Required work
Reproduce every line in the listing that contains the word "type".

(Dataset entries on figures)
■ ■ ■ ■ ■ ■ ■

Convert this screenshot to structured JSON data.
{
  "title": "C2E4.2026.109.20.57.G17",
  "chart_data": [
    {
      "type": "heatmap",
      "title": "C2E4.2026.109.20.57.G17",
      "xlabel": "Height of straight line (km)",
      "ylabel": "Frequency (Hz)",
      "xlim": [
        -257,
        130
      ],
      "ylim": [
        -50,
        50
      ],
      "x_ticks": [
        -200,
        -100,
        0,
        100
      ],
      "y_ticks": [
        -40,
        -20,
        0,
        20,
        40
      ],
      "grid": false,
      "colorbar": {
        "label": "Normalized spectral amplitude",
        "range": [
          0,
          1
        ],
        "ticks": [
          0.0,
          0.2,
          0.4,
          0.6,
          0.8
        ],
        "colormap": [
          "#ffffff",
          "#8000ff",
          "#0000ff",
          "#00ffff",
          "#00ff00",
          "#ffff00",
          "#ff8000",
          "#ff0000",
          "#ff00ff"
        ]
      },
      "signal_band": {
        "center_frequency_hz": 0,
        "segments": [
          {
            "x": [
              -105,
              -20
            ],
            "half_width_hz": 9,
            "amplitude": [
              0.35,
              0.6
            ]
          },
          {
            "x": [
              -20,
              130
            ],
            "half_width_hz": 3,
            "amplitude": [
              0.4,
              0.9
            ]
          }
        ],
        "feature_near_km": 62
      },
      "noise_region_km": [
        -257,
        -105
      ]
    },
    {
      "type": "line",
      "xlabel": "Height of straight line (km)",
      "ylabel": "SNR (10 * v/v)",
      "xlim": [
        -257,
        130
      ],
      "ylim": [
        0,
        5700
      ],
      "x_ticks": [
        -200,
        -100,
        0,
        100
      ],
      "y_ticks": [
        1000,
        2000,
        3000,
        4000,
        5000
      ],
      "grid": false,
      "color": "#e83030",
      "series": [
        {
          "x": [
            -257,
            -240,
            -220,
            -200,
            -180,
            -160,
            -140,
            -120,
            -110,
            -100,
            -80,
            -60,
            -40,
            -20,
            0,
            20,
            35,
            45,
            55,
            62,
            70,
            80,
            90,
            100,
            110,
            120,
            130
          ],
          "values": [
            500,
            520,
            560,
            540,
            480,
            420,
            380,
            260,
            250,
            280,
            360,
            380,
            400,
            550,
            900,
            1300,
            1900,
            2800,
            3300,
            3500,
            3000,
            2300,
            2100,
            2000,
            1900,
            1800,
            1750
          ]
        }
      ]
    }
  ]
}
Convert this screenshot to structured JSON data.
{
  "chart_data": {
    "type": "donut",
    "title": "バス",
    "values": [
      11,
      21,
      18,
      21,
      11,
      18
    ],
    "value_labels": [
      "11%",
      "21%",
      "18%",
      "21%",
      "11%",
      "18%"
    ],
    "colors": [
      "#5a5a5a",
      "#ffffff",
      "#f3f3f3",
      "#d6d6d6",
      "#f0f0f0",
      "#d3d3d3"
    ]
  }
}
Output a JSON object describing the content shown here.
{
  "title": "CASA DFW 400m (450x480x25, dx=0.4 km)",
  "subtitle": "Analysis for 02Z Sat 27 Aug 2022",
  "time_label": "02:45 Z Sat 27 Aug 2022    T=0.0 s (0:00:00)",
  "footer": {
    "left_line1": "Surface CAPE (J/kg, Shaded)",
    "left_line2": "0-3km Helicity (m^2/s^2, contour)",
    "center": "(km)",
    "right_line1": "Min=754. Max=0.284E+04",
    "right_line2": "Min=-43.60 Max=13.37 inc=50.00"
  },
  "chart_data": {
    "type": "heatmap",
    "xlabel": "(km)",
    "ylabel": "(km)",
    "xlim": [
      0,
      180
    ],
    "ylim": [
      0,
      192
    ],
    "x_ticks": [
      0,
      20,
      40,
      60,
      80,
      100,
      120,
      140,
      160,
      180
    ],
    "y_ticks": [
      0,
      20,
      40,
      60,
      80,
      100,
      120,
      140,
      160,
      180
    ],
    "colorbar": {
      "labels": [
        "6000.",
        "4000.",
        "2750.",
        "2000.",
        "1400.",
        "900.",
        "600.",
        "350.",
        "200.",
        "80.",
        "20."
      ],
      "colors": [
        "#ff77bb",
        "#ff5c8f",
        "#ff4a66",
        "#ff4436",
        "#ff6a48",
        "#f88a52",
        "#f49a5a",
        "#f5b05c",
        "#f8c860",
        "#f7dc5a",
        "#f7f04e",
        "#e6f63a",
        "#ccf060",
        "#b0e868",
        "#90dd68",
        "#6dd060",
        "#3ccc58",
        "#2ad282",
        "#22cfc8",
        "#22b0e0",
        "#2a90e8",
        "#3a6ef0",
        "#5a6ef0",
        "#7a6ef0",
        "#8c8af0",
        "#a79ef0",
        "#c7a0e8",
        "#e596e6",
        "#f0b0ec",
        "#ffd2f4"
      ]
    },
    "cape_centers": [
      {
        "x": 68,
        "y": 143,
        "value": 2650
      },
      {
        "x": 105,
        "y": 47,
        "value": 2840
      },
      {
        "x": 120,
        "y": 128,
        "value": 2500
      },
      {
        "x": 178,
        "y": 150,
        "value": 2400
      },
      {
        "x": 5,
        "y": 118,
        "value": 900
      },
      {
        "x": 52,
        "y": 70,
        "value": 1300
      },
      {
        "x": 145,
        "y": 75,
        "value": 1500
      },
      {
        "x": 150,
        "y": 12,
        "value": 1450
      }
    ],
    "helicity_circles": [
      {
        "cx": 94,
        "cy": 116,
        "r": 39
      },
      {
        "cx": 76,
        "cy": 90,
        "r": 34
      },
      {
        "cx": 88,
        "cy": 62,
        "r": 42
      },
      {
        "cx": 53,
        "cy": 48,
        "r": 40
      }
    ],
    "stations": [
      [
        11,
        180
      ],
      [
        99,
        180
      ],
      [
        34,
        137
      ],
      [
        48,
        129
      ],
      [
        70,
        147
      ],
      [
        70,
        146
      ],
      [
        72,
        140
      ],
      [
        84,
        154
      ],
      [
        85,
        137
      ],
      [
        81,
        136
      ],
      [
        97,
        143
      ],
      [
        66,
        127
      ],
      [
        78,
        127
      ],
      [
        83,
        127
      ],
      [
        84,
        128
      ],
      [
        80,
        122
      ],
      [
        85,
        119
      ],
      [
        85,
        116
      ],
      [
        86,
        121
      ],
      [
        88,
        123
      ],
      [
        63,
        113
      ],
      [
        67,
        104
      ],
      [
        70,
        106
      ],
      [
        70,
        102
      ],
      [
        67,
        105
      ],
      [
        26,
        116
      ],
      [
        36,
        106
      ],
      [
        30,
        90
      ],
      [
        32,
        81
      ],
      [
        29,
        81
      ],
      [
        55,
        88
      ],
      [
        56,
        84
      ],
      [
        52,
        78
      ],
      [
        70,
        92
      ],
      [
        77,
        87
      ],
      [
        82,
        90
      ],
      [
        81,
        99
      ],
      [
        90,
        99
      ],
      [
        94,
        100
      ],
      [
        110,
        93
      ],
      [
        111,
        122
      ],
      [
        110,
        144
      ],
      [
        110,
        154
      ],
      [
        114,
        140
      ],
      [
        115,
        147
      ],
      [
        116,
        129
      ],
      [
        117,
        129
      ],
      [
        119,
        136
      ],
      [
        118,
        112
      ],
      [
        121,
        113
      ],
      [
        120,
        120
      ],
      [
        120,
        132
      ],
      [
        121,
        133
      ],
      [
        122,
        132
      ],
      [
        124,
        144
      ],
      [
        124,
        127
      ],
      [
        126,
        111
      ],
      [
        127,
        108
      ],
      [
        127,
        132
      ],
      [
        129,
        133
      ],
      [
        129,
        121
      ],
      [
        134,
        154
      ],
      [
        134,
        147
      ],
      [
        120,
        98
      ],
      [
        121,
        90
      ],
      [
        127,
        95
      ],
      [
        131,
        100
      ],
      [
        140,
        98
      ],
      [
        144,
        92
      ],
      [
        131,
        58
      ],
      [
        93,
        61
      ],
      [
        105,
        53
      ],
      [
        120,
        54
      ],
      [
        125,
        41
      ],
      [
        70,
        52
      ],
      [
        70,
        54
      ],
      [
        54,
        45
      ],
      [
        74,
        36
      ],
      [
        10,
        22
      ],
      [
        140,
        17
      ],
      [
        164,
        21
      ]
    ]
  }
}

■ ■ ■ ■ ■ ■ ■

Completed exercise
      "type": "heatmap",
      "type": "line",
    "type": "donut",
    "type": "heatmap",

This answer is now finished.